All entries must be extracted exactly, with nothing added or dropped.

[Start Input data]

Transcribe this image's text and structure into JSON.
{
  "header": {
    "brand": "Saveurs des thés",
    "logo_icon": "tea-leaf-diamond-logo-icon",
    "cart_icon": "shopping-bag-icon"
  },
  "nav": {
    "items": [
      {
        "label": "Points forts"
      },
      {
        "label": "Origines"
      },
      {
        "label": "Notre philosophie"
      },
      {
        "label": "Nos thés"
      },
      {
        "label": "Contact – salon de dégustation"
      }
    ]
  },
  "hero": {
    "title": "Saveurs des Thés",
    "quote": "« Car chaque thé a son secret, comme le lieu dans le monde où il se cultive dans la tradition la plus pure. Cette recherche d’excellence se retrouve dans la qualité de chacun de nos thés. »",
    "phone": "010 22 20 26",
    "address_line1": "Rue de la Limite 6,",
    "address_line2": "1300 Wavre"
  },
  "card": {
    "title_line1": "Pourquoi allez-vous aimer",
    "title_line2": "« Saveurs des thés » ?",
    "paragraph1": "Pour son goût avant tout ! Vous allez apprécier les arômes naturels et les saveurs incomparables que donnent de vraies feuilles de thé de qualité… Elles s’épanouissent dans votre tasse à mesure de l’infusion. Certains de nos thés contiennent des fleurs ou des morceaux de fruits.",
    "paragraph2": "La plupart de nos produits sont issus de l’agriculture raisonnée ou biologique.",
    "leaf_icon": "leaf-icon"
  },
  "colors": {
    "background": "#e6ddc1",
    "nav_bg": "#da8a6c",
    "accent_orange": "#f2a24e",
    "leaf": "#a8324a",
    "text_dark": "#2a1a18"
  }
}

[End Input data]

§ **The answer**:
Transcribe this image's text and structure into JSON.
{
  "header": {
    "brand": "Saveurs des thés",
    "logo_icon": "tea-leaf-diamond-logo-icon",
    "cart_icon": "shopping-bag-icon"
  },
  "nav": {
    "items": [
      {
        "label": "Points forts"
      },
      {
        "label": "Origines"
      },
      {
        "label": "Notre philosophie"
      },
      {
        "label": "Nos thés"
      },
      {
        "label": "Contact – salon de dégustation"
      }
    ]
  },
  "hero": {
    "title": "Saveurs des Thés",
    "quote": "« Car chaque thé a son secret, comme le lieu dans le monde où il se cultive dans la tradition la plus pure. Cette recherche d’excellence se retrouve dans la qualité de chacun de nos thés. »",
    "phone": "010 22 20 26",
    "address_line1": "Rue de la Limite 6,",
    "address_line2": "1300 Wavre"
  },
  "card": {
    "title_line1": "Pourquoi allez-vous aimer",
    "title_line2": "« Saveurs des thés » ?",
    "paragraph1": "Pour son goût avant tout ! Vous allez apprécier les arômes naturels et les saveurs incomparables que donnent de vraies feuilles de thé de qualité… Elles s’épanouissent dans votre tasse à mesure de l’infusion. Certains de nos thés contiennent des fleurs ou des morceaux de fruits.",
    "paragraph2": "La plupart de nos produits sont issus de l’agriculture raisonnée ou biologique.",
    "leaf_icon": "leaf-icon"
  },
  "colors": {
    "background": "#e6ddc1",
    "nav_bg": "#da8a6c",
    "accent_orange": "#f2a24e",
    "leaf": "#a8324a",
    "text_dark": "#2a1a18"
  }
}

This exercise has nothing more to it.